**EXCERPTED RECORDS**
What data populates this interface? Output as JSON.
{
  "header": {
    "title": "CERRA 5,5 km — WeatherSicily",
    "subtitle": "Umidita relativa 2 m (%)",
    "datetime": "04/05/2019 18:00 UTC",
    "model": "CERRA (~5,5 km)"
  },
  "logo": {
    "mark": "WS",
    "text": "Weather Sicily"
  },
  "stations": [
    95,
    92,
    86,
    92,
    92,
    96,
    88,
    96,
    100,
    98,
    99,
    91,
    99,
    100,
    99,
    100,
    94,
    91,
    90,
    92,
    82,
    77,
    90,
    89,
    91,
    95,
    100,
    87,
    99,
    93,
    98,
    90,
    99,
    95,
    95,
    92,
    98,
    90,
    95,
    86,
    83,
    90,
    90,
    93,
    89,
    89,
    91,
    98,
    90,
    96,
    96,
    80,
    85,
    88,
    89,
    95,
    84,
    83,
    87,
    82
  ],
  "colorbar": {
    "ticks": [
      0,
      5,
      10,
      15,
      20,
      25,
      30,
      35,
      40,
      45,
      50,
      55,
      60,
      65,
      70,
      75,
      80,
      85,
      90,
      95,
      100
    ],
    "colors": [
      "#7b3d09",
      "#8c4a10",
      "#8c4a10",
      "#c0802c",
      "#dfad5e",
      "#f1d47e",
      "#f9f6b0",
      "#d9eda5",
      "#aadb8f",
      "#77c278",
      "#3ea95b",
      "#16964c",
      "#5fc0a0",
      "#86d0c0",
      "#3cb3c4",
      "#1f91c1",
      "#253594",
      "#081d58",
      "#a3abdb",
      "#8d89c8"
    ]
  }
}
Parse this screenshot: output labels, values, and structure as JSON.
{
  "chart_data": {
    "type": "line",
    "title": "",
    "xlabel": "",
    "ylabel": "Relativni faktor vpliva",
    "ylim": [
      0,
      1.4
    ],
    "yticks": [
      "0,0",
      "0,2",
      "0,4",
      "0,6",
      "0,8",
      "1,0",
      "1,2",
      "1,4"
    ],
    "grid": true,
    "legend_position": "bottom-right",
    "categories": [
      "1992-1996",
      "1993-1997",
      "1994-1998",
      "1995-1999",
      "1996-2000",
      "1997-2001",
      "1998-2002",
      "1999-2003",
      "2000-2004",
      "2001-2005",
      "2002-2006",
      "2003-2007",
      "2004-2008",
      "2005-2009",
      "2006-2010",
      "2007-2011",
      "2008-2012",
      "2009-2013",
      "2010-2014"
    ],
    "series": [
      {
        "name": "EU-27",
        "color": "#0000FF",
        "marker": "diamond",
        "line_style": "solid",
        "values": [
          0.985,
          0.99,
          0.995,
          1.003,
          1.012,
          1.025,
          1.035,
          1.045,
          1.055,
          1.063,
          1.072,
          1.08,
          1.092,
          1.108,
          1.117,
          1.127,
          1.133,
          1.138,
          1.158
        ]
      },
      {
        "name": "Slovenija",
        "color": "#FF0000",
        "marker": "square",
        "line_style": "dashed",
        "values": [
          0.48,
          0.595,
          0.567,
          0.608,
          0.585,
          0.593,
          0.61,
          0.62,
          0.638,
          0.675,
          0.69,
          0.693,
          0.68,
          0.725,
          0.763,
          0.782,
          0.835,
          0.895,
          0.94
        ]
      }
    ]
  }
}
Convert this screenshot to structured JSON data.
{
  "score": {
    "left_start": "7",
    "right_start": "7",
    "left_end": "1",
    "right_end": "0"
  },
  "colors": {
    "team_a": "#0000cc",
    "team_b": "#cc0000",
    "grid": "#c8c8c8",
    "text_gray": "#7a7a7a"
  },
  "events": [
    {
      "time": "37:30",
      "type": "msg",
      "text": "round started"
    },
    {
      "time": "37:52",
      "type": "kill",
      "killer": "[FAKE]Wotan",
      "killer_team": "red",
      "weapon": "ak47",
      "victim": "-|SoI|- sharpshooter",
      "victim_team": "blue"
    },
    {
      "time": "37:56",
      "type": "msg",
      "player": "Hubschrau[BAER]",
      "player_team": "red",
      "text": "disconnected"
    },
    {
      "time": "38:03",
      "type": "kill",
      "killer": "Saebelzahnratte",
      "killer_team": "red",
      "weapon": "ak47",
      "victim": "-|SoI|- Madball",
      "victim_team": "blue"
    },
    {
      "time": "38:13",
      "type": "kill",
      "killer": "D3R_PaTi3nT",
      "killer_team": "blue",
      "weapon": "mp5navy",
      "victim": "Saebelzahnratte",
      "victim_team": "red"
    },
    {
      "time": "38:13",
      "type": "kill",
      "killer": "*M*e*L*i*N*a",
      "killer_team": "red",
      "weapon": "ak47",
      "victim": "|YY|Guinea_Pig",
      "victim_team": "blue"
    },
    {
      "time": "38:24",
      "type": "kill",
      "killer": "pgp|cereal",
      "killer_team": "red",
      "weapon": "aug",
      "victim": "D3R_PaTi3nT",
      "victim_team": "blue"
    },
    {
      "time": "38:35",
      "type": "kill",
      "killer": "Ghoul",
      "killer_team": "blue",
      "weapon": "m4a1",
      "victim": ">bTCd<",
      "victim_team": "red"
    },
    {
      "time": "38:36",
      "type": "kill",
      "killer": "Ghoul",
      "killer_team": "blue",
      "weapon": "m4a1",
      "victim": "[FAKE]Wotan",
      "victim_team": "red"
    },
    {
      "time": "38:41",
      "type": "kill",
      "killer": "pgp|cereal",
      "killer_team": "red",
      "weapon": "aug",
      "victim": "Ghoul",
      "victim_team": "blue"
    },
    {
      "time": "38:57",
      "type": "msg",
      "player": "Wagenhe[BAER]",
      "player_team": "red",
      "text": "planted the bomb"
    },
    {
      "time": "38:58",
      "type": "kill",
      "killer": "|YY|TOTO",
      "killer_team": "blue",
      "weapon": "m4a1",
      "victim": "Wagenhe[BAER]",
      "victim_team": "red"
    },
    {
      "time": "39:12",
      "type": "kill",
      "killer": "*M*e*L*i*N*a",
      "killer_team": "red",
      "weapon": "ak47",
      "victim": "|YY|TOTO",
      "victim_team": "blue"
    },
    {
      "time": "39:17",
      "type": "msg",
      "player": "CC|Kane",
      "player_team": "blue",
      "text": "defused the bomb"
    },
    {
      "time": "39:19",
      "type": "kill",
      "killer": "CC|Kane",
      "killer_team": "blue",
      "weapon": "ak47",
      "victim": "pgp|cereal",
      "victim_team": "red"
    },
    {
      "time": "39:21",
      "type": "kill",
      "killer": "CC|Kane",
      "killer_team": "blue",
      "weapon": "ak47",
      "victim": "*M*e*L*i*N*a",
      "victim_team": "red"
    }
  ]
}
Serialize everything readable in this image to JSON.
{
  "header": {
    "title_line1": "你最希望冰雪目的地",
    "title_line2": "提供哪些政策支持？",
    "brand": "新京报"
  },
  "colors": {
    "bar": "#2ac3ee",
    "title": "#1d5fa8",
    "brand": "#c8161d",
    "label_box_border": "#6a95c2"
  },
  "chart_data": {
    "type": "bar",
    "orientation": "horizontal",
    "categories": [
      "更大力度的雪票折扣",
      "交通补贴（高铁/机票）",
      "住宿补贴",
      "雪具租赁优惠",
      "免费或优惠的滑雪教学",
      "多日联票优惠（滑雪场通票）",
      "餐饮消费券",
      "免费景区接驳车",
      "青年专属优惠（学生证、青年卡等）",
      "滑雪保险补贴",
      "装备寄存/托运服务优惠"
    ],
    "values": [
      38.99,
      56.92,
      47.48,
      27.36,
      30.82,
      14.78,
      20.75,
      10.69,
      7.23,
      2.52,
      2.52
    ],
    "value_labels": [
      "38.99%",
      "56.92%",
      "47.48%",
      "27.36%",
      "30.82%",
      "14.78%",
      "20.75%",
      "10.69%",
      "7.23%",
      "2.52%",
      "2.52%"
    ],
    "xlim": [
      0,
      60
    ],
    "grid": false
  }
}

**STATED EXERCISE**
Scan the material for lines with the word "Saebelzahnratte", and copy each line you find.

**WRITTEN ANSWER**
      "killer": "Saebelzahnratte",
      "victim": "Saebelzahnratte",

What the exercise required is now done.